▶ **Saved data entries**
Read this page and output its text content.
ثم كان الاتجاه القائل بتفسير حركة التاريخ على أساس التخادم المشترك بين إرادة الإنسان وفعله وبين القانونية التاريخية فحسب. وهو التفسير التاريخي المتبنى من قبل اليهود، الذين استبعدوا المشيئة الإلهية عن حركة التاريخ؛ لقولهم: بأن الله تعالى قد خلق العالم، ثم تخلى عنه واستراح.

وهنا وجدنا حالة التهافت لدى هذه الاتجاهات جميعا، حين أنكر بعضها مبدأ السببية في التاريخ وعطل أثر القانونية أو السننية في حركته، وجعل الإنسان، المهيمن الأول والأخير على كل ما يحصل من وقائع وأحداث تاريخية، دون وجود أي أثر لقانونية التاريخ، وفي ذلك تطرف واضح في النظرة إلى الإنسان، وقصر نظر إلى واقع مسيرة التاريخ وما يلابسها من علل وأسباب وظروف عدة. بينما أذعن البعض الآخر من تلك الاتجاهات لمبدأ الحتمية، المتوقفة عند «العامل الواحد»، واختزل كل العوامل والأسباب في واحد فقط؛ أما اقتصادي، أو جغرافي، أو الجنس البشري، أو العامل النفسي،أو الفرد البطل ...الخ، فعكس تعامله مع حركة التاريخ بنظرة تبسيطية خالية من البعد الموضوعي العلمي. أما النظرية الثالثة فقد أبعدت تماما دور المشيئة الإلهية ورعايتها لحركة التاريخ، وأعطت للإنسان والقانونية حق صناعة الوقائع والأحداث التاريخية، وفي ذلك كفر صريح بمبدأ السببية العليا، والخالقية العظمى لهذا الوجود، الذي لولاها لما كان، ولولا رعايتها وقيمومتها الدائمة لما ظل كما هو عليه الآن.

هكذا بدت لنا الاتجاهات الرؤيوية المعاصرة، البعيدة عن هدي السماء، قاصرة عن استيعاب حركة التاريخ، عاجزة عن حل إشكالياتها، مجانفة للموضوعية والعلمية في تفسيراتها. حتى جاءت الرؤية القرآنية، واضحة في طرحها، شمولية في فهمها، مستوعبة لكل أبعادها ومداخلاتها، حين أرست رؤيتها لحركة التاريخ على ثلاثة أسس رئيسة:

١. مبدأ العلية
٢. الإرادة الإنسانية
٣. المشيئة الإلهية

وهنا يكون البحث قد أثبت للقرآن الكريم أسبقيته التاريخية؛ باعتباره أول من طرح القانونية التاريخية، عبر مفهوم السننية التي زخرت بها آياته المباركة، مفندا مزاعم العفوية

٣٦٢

▶ **Given request**
Reproduce every entry shown above, precisely as it stands.

▶ **Final answer**
Read this page and output its text content.
ثم كان الاتجاه القائل بتفسير حركة التاريخ على أساس التخادم المشترك بين إرادة الإنسان وفعله وبين القانونية التاريخية فحسب. وهو التفسير التاريخي المتبنى من قبل اليهود، الذين استبعدوا المشيئة الإلهية عن حركة التاريخ؛ لقولهم: بأن الله تعالى قد خلق العالم، ثم تخلى عنه واستراح.

وهنا وجدنا حالة التهافت لدى هذه الاتجاهات جميعا، حين أنكر بعضها مبدأ السببية في التاريخ وعطل أثر القانونية أو السننية في حركته، وجعل الإنسان، المهيمن الأول والأخير على كل ما يحصل من وقائع وأحداث تاريخية، دون وجود أي أثر لقانونية التاريخ، وفي ذلك تطرف واضح في النظرة إلى الإنسان، وقصر نظر إلى واقع مسيرة التاريخ وما يلابسها من علل وأسباب وظروف عدة. بينما أذعن البعض الآخر من تلك الاتجاهات لمبدأ الحتمية، المتوقفة عند «العامل الواحد»، واختزل كل العوامل والأسباب في واحد فقط؛ أما اقتصادي، أو جغرافي، أو الجنس البشري، أو العامل النفسي،أو الفرد البطل ...الخ، فعكس تعامله مع حركة التاريخ بنظرة تبسيطية خالية من البعد الموضوعي العلمي. أما النظرية الثالثة فقد أبعدت تماما دور المشيئة الإلهية ورعايتها لحركة التاريخ، وأعطت للإنسان والقانونية حق صناعة الوقائع والأحداث التاريخية، وفي ذلك كفر صريح بمبدأ السببية العليا، والخالقية العظمى لهذا الوجود، الذي لولاها لما كان، ولولا رعايتها وقيمومتها الدائمة لما ظل كما هو عليه الآن.

هكذا بدت لنا الاتجاهات الرؤيوية المعاصرة، البعيدة عن هدي السماء، قاصرة عن استيعاب حركة التاريخ، عاجزة عن حل إشكالياتها، مجانفة للموضوعية والعلمية في تفسيراتها. حتى جاءت الرؤية القرآنية، واضحة في طرحها، شمولية في فهمها، مستوعبة لكل أبعادها ومداخلاتها، حين أرست رؤيتها لحركة التاريخ على ثلاثة أسس رئيسة:

١. مبدأ العلية
٢. الإرادة الإنسانية
٣. المشيئة الإلهية

وهنا يكون البحث قد أثبت للقرآن الكريم أسبقيته التاريخية؛ باعتباره أول من طرح القانونية التاريخية، عبر مفهوم السننية التي زخرت بها آياته المباركة، مفندا مزاعم العفوية

٣٦٢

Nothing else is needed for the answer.